Is JetBlue Destined for Greatness?
Every investor can appreciate a stock that consistently beats the Street without getting ahead of its fundamentals and risking a meltdown. The best stocks offer sustainable market-beating gains, with improving financial metrics that support strong price growth. Let's take a look at what JetBlue Airways' (NAS: JBLU) recent results tell us about its potential for future gains.
What the numbers tell you
The graphs you're about to see tell JetBlue's story, and we'll be grading the quality of that story in several ways.
Growth is important on both top and bottom lines, and an improving profit margin is a great sign that a company's become more efficient over time. Since profits may not always reported at a steady rate, we'll also look at how much JetBlue's free cash flow has grown in comparison to its net income.

Data items:
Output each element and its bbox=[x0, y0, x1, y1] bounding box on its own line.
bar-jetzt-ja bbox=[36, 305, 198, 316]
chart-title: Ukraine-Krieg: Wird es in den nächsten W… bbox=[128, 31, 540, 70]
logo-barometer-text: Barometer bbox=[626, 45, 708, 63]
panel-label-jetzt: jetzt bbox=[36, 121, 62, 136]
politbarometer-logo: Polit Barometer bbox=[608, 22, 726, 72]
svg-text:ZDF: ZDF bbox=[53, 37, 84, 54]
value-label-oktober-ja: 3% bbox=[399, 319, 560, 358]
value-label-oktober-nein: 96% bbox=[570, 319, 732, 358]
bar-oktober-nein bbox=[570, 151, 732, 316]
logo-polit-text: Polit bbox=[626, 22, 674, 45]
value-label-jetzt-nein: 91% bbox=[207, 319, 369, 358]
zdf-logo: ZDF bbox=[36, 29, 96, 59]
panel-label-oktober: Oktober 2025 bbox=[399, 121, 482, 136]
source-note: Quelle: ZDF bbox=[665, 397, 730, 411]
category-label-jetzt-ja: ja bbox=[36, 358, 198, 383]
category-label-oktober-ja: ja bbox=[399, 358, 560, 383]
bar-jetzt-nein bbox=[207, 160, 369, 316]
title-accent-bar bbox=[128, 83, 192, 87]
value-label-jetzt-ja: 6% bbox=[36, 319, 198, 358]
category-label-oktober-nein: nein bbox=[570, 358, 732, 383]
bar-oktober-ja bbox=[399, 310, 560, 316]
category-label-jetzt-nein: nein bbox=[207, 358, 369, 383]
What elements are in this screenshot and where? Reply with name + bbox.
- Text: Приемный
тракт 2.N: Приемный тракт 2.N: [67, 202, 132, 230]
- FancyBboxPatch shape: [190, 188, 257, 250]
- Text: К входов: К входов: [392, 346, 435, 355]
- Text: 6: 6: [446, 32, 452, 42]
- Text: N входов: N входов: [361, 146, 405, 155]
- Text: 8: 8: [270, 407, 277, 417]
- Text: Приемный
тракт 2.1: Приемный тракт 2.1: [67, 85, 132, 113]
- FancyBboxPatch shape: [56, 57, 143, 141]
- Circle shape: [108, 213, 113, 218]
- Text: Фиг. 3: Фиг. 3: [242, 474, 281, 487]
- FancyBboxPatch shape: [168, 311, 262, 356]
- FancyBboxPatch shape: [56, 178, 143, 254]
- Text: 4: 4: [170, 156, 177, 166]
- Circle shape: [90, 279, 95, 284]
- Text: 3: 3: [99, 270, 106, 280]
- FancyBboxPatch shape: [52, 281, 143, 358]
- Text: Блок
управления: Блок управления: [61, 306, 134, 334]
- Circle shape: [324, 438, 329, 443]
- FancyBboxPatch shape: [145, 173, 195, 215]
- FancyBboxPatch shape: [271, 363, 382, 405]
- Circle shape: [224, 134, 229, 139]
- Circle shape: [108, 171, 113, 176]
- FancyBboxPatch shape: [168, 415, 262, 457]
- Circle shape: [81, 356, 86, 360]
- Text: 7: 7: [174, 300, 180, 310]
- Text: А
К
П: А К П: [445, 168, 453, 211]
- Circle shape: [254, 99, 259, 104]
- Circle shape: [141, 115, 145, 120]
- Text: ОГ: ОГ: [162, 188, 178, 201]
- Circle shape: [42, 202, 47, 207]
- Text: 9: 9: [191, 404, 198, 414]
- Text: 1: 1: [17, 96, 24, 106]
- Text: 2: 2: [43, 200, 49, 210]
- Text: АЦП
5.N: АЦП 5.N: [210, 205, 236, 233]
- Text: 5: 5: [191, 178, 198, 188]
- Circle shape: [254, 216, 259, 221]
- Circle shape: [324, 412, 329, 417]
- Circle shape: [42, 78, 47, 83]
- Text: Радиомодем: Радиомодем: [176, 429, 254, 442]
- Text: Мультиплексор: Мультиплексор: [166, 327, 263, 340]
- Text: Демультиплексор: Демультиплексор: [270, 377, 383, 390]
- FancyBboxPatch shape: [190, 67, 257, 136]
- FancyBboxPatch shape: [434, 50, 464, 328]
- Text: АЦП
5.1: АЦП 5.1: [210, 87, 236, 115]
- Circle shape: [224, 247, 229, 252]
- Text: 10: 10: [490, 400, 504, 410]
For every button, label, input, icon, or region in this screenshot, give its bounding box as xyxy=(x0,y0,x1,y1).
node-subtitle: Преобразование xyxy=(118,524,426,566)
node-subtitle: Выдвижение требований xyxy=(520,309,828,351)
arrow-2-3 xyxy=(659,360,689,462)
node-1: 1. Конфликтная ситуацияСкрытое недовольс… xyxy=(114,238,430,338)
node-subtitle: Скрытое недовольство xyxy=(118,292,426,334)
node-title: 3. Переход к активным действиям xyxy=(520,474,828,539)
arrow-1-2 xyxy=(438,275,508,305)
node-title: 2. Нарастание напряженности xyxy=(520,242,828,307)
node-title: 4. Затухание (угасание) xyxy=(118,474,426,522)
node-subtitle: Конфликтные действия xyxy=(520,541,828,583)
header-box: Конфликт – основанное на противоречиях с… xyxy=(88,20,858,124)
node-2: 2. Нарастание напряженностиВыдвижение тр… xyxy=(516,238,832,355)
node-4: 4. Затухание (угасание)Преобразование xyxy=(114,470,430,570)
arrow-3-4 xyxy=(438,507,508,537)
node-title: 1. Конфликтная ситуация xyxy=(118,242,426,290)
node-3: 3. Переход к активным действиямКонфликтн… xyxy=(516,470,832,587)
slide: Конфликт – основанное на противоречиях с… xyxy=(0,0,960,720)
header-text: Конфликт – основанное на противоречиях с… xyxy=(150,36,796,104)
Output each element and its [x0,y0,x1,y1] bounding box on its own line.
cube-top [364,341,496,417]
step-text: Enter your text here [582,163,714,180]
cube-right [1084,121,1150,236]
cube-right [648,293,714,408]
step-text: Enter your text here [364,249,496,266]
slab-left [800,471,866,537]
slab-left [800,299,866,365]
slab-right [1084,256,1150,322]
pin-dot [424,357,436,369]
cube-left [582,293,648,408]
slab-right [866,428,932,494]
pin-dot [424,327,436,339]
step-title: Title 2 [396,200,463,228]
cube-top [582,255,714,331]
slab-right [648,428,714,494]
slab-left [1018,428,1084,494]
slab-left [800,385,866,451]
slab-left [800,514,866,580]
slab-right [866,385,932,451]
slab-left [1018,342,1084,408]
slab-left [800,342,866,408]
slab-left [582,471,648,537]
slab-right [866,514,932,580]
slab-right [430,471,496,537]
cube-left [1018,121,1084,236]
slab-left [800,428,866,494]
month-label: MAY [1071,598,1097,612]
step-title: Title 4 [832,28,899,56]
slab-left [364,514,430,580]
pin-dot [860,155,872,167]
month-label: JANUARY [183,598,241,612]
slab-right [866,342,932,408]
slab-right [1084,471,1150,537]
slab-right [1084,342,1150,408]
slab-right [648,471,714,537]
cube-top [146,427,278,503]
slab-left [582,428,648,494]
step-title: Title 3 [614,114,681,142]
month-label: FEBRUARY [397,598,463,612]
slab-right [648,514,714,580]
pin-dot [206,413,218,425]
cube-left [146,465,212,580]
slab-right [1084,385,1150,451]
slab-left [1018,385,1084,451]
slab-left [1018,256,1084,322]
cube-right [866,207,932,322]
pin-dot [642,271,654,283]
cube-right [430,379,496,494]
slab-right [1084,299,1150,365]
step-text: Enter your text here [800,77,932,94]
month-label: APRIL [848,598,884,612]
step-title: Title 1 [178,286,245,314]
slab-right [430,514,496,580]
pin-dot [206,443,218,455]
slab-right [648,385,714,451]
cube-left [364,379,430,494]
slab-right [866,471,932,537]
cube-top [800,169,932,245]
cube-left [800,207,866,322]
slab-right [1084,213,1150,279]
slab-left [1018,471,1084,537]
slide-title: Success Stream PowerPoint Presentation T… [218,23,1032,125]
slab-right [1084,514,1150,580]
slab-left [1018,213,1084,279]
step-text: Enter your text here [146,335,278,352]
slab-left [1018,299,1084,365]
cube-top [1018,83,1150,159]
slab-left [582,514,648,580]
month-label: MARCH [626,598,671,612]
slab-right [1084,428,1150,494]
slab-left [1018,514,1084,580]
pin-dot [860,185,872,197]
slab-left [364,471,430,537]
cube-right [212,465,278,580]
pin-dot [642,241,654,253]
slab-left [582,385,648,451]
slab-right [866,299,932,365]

▶ _To be done_:
1. According to the JetBlue article, what is an improving profit margin a sign of?
2. From the JetBlue article, extract the passage that opens with the words containing "Is JetBlue Destined" and closes with "for future gains.".
Rely on the JetBlue article alone.

▶ _Response list_:
1. That a company has become more efficient over time.

2.
Is JetBlue Destined for Greatness?
Every investor can appreciate a stock that consistently beats the Street without getting ahead of its fundamentals and risking a meltdown. The best stocks offer sustainable market-beating gains, with improving financial metrics that support strong price growth. Let's take a look at what JetBlue Airways' (NAS: JBLU) recent results tell us about its potential for future gains.